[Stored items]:

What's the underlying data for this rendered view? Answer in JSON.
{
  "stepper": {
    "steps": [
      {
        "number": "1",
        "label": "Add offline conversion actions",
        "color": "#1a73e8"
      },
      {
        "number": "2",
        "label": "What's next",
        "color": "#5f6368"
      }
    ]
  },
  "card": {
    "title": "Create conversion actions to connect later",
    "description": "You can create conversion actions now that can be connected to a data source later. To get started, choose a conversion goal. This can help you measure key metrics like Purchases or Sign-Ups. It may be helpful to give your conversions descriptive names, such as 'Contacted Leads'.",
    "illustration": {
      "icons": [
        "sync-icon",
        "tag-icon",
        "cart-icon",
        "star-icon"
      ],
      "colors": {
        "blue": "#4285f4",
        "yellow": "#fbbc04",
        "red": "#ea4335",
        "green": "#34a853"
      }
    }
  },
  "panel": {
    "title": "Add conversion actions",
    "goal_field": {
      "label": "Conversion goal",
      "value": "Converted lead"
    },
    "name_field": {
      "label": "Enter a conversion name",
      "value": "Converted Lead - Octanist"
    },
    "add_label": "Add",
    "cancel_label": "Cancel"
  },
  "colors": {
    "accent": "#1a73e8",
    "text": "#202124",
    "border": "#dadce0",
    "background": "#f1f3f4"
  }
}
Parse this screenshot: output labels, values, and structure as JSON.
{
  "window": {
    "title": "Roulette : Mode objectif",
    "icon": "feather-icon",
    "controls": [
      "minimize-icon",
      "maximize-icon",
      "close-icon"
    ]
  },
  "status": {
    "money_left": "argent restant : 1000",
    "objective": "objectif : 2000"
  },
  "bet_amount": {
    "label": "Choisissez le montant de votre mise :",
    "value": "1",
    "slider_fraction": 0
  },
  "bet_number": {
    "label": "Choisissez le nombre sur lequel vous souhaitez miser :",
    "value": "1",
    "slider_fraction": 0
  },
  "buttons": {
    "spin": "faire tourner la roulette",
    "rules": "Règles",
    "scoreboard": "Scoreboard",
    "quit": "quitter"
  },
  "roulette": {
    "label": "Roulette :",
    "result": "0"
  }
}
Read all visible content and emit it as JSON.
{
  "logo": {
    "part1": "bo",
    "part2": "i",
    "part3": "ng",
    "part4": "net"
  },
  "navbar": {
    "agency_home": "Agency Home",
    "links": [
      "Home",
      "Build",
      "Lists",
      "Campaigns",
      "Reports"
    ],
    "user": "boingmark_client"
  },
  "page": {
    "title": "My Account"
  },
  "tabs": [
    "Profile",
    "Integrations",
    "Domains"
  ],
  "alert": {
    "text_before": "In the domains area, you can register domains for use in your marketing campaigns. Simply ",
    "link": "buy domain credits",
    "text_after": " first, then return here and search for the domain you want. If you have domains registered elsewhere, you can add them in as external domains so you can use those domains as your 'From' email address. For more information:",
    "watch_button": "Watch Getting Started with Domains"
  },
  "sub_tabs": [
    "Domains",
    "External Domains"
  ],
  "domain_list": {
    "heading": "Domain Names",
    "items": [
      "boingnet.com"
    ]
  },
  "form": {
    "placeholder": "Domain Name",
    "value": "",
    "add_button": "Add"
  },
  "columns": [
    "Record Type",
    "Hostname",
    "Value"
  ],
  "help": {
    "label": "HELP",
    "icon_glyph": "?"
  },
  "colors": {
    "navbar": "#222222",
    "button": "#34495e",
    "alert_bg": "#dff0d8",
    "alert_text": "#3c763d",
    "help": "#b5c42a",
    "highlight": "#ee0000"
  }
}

[Written problem]:
Beginning at the line that contains "Read all visible content and emit it as JSON.", retype each line of the listing up to and including the last one, exactly as it stands, and nothing else.

[Result below]:
Read all visible content and emit it as JSON.
{
  "logo": {
    "part1": "bo",
    "part2": "i",
    "part3": "ng",
    "part4": "net"
  },
  "navbar": {
    "agency_home": "Agency Home",
    "links": [
      "Home",
      "Build",
      "Lists",
      "Campaigns",
      "Reports"
    ],
    "user": "boingmark_client"
  },
  "page": {
    "title": "My Account"
  },
  "tabs": [
    "Profile",
    "Integrations",
    "Domains"
  ],
  "alert": {
    "text_before": "In the domains area, you can register domains for use in your marketing campaigns. Simply ",
    "link": "buy domain credits",
    "text_after": " first, then return here and search for the domain you want. If you have domains registered elsewhere, you can add them in as external domains so you can use those domains as your 'From' email address. For more information:",
    "watch_button": "Watch Getting Started with Domains"
  },
  "sub_tabs": [
    "Domains",
    "External Domains"
  ],
  "domain_list": {
    "heading": "Domain Names",
    "items": [
      "boingnet.com"
    ]
  },
  "form": {
    "placeholder": "Domain Name",
    "value": "",
    "add_button": "Add"
  },
  "columns": [
    "Record Type",
    "Hostname",
    "Value"
  ],
  "help": {
    "label": "HELP",
    "icon_glyph": "?"
  },
  "colors": {
    "navbar": "#222222",
    "button": "#34495e",
    "alert_bg": "#dff0d8",
    "alert_text": "#3c763d",
    "help": "#b5c42a",
    "highlight": "#ee0000"
  }
}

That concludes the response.